▸ **WHAT TO DO**: Collect every line of the records below that contains the word "measurements".
——
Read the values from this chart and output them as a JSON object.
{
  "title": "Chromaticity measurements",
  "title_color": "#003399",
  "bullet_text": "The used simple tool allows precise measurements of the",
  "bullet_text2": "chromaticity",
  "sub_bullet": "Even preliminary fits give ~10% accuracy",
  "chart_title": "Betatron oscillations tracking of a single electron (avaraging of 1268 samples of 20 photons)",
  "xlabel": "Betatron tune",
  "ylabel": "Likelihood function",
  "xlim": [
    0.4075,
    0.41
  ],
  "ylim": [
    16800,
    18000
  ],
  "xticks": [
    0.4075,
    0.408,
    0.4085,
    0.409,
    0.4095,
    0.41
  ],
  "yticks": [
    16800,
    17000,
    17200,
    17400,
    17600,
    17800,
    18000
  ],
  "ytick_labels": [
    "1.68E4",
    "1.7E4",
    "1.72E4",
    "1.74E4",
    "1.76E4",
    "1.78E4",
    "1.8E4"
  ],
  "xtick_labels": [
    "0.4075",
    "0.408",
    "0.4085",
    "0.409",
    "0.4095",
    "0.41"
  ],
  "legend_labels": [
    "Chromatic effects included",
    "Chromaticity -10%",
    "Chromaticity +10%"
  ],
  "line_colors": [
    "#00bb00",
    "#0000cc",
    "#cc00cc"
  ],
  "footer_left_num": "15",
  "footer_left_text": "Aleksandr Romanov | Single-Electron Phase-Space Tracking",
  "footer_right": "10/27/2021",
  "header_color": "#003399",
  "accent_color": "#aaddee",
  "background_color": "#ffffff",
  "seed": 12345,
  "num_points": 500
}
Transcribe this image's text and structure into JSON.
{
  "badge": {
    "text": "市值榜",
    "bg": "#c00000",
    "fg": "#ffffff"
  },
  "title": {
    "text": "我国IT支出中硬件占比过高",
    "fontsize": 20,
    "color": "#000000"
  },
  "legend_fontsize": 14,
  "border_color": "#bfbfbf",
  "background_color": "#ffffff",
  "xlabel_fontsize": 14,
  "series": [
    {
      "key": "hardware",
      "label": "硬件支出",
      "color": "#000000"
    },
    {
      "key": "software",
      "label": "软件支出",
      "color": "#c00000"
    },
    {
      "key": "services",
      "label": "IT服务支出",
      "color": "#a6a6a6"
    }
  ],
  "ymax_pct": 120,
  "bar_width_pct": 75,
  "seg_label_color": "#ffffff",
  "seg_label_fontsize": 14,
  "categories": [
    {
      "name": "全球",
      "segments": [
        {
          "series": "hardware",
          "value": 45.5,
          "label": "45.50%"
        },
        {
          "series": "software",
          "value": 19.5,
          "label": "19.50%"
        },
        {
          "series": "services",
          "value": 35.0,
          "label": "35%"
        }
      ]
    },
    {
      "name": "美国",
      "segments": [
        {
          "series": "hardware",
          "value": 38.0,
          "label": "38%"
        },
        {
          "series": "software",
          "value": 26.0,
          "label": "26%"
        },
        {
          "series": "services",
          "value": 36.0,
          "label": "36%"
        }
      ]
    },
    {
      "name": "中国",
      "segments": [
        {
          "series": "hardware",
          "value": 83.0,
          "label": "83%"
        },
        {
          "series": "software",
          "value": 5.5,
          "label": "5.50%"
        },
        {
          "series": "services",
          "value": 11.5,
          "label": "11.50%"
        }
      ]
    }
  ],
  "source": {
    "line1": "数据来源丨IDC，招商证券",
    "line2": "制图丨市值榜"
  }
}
——
▸ **RESPONSE**:
  "title": "Chromaticity measurements",
  "bullet_text": "The used simple tool allows precise measurements of the",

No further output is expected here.